SUPPLIED RECORDS:
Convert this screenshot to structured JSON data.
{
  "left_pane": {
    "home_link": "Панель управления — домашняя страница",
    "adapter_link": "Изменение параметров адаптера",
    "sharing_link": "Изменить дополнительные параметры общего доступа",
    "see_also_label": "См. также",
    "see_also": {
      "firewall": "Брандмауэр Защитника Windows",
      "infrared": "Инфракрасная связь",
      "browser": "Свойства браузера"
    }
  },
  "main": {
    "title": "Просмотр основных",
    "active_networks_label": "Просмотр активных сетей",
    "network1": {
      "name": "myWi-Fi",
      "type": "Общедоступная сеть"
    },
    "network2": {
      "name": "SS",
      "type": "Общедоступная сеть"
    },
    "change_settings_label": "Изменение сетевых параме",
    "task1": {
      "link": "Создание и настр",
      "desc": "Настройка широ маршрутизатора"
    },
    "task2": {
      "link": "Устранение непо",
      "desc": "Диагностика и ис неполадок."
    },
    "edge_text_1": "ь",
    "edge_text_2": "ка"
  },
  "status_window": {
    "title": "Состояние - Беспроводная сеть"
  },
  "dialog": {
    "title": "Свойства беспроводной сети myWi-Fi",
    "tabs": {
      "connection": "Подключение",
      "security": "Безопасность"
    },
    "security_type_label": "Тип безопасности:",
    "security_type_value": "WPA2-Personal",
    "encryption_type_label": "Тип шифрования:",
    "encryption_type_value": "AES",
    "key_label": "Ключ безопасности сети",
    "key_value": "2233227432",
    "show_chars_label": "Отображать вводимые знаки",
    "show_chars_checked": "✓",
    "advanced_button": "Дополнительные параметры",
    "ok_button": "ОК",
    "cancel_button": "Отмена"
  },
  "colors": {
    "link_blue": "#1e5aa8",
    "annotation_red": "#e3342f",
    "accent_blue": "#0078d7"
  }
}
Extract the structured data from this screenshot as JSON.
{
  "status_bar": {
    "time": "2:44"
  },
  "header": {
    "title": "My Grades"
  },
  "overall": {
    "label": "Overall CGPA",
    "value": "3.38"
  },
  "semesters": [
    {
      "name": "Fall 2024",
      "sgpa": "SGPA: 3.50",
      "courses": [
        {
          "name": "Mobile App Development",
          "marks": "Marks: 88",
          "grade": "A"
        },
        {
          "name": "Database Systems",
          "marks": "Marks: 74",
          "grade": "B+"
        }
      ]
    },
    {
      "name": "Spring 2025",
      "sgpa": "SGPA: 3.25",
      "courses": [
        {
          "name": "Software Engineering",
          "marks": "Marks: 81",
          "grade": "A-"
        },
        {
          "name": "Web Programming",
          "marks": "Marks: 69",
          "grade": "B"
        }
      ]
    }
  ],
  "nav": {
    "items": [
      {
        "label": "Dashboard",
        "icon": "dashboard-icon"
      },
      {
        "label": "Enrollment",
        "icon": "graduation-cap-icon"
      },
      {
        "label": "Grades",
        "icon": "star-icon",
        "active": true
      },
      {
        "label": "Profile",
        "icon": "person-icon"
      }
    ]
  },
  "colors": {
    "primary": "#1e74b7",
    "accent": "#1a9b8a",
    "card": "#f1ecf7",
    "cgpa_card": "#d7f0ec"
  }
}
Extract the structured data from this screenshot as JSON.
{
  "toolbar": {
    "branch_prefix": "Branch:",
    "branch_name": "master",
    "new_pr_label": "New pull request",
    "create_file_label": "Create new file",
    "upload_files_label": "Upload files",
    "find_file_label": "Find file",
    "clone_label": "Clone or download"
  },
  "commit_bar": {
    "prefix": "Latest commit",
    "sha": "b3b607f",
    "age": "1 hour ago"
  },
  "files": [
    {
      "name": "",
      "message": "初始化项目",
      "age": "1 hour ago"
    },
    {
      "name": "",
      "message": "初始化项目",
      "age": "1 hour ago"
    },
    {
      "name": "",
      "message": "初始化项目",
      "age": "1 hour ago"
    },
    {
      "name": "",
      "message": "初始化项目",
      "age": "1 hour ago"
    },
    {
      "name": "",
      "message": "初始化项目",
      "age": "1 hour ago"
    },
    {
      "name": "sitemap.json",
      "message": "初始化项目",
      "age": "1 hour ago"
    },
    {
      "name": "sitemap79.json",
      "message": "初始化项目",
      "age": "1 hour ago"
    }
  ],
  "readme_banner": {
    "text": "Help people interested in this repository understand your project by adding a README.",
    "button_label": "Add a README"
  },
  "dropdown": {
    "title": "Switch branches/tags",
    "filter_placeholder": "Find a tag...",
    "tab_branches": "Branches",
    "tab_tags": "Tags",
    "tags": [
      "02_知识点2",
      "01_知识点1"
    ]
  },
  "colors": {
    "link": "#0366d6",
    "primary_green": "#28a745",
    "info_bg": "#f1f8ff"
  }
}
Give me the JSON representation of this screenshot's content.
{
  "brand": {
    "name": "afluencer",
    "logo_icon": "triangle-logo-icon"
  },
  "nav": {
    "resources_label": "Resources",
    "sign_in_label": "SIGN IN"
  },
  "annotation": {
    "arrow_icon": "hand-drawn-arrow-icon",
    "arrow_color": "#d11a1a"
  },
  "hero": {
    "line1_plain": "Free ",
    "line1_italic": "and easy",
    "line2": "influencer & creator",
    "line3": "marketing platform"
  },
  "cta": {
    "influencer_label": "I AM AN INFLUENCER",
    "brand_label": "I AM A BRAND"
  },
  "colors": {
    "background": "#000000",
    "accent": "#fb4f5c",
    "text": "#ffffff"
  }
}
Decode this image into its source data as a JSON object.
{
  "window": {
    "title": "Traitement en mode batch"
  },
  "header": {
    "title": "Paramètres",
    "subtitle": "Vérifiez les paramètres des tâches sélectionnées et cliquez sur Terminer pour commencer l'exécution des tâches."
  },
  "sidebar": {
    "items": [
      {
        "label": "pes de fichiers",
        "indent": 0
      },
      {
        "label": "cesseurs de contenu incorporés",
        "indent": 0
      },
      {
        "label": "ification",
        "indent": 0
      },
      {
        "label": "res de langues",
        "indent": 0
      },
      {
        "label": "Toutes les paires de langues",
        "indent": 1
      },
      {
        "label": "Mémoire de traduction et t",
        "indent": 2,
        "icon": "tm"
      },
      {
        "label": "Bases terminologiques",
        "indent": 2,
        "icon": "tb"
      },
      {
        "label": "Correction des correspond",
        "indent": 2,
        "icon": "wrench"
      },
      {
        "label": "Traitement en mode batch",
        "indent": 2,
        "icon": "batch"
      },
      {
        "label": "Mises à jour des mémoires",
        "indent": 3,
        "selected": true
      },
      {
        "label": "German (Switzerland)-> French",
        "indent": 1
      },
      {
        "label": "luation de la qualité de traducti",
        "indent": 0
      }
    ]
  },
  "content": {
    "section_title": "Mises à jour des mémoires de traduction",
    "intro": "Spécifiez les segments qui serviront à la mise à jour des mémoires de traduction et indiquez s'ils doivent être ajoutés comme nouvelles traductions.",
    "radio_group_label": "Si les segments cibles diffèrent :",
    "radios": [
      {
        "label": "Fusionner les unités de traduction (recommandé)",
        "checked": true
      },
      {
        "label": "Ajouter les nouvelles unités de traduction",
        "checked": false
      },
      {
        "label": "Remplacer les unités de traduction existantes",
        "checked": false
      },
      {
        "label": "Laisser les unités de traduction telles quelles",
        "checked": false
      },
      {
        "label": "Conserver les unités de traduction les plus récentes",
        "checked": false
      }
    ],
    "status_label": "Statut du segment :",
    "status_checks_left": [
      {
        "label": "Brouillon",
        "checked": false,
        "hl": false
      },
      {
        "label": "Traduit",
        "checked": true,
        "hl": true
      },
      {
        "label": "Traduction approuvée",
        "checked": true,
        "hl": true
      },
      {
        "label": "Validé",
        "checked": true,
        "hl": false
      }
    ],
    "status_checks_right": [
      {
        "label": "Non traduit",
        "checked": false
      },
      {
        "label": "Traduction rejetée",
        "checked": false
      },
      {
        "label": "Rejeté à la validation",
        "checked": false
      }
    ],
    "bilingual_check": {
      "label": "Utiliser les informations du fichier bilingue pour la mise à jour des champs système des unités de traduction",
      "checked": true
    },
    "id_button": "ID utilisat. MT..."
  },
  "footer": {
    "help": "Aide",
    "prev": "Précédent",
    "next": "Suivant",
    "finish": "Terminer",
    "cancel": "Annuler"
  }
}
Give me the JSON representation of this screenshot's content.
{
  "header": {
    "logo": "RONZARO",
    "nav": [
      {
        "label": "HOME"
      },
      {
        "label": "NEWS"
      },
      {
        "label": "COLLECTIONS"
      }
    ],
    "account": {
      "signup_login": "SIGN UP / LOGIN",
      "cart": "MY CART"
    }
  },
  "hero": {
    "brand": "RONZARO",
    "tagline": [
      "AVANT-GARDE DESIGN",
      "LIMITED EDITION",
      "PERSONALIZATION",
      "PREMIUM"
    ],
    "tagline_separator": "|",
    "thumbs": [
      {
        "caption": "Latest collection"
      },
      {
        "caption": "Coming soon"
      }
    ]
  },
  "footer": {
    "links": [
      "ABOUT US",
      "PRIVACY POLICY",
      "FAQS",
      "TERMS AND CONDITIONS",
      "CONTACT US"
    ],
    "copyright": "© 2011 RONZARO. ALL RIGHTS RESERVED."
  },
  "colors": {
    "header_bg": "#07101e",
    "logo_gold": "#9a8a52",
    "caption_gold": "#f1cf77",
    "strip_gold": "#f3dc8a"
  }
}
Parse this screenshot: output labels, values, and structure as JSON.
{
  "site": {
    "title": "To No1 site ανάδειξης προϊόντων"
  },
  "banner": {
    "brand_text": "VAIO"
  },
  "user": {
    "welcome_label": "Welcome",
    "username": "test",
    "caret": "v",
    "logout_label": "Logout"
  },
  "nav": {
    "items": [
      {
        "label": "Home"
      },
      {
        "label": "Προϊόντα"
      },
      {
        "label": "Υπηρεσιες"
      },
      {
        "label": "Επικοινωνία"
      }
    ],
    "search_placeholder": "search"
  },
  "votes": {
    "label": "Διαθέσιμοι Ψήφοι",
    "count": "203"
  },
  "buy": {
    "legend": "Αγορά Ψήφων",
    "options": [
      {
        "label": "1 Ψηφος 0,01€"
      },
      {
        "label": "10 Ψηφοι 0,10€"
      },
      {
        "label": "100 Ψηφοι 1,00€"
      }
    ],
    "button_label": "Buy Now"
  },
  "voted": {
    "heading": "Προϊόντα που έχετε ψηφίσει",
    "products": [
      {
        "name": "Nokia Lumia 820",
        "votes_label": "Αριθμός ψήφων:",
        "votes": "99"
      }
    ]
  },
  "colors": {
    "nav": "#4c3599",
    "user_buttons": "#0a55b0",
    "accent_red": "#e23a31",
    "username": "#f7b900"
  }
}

GIVEN TASK:
Each line in the data that holds the string "mémoires" should be found and copied.

TASK ANSWER:
        "label": "Mises à jour des mémoires",
    "section_title": "Mises à jour des mémoires de traduction",
    "intro": "Spécifiez les segments qui serviront à la mise à jour des mémoires de traduction et indiquez s'ils doivent être ajoutés comme nouvelles traductions.",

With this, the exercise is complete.